## start

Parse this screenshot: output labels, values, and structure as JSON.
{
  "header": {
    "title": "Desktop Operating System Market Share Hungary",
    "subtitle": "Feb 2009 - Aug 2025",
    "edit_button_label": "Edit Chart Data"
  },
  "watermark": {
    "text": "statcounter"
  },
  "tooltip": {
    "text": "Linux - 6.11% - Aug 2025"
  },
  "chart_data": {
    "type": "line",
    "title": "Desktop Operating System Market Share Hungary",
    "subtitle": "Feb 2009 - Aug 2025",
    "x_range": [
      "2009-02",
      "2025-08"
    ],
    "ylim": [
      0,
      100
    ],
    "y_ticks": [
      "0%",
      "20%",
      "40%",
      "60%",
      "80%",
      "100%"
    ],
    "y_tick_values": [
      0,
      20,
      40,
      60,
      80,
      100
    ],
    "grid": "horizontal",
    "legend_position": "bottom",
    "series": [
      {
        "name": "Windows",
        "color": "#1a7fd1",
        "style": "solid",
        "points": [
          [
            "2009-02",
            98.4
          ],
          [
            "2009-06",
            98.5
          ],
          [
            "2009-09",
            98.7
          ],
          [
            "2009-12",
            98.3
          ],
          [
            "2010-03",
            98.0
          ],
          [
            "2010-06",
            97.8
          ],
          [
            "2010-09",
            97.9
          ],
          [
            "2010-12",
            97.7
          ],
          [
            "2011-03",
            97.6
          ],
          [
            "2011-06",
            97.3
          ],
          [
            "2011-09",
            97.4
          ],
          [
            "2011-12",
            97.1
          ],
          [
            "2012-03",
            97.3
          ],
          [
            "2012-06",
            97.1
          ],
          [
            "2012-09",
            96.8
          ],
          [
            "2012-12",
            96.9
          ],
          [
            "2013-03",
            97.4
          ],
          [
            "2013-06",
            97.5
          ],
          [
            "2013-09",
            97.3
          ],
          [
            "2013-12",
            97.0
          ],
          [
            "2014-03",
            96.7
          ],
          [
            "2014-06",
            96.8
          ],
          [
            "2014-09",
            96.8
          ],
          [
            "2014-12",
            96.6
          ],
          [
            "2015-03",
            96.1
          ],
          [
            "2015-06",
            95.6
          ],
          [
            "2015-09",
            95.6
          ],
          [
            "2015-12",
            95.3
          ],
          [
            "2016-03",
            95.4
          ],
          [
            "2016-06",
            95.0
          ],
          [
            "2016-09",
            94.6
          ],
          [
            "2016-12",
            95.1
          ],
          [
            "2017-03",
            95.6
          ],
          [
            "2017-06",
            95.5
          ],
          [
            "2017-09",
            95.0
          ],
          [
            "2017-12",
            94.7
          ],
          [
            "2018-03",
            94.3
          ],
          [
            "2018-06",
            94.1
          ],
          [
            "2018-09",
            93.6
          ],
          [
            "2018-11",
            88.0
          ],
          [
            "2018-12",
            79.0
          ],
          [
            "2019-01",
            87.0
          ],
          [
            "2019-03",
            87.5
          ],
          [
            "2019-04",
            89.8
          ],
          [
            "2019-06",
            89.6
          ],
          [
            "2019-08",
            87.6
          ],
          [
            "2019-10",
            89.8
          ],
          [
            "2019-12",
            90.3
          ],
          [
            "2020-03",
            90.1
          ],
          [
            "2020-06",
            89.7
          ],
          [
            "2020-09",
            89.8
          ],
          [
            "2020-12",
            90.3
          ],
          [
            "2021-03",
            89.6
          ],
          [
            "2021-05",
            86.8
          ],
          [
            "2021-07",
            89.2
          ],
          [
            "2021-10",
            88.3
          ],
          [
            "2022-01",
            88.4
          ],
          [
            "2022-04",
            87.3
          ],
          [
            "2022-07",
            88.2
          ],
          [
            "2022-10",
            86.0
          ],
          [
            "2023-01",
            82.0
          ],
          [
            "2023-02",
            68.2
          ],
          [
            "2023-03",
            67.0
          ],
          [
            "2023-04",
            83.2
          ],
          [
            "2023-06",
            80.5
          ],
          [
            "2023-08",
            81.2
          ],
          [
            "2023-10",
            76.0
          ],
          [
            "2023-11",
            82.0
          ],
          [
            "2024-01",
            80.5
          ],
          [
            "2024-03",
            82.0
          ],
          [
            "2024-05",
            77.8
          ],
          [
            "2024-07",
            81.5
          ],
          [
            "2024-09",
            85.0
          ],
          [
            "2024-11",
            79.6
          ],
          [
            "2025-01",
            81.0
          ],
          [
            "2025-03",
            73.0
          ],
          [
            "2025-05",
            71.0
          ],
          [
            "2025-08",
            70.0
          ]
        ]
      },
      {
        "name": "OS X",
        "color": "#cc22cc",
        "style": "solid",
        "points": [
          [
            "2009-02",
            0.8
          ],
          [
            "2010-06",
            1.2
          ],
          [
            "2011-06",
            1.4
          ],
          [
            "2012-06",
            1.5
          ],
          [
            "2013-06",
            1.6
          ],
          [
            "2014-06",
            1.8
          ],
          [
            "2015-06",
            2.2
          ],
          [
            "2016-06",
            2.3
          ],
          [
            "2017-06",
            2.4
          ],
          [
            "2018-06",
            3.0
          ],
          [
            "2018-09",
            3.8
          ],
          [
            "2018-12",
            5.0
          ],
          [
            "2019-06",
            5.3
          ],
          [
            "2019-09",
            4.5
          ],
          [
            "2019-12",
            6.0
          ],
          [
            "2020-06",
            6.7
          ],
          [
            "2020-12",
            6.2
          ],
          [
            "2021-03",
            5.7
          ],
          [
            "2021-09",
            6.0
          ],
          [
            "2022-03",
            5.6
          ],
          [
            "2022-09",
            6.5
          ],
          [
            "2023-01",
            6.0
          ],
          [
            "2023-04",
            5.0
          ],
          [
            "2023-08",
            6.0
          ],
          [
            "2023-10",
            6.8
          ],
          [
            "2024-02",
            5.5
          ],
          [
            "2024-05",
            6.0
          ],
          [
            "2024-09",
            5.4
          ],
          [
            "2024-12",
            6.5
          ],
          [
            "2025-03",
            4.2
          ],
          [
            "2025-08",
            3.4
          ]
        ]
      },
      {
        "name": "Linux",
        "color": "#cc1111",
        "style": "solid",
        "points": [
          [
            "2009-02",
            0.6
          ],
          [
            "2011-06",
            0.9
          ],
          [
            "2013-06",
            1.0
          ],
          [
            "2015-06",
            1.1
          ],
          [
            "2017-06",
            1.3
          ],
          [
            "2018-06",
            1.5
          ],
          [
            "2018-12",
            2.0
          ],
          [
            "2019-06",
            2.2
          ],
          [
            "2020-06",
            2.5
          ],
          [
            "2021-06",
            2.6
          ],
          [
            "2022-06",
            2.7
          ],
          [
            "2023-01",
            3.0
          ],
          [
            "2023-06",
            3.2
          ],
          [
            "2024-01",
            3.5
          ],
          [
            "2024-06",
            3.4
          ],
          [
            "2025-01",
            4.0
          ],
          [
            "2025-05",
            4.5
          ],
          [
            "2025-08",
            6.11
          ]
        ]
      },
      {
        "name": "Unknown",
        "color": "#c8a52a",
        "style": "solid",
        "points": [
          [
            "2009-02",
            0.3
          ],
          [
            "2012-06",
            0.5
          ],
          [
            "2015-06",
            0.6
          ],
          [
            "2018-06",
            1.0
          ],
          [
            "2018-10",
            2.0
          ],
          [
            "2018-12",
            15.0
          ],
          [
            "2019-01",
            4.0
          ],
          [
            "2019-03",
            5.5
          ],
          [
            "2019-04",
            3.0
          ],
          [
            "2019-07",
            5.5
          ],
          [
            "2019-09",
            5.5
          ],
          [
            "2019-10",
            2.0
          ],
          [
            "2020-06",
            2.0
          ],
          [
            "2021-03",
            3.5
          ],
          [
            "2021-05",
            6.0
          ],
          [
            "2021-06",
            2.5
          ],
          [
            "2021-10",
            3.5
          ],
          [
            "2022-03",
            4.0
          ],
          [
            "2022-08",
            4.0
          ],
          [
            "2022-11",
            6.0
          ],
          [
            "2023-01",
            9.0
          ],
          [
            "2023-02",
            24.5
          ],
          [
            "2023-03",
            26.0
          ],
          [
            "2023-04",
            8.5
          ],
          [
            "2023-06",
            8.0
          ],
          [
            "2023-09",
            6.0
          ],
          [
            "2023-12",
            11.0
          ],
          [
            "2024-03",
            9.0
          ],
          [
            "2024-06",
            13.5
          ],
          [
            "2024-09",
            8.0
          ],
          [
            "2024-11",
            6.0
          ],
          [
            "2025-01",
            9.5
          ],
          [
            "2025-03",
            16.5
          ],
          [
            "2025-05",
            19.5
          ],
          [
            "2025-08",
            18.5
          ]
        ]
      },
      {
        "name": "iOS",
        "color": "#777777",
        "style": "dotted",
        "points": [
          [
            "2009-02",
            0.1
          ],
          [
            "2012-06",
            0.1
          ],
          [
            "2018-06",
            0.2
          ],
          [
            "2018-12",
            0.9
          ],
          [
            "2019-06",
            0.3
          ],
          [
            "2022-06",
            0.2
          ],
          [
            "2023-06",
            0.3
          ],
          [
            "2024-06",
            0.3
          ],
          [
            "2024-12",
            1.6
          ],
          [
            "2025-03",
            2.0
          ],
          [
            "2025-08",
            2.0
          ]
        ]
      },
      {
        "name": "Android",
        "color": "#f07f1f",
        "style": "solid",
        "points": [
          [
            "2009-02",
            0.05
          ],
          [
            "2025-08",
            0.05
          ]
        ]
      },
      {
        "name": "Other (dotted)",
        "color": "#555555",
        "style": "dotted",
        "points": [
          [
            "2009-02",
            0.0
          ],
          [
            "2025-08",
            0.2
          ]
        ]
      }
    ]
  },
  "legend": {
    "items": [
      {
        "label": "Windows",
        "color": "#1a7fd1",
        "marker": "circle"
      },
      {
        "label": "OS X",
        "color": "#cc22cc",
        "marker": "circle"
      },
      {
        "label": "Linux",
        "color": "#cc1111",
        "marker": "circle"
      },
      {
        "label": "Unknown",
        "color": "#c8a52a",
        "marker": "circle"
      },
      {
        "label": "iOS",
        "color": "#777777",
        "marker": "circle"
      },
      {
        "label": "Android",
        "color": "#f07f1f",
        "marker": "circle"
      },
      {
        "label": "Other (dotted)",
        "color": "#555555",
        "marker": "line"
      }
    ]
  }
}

## end

From the listing, copy every line where the string "dotted" appears.

        "style": "dotted",
        "name": "Other (dotted)",
        "style": "dotted",
        "label": "Other (dotted)",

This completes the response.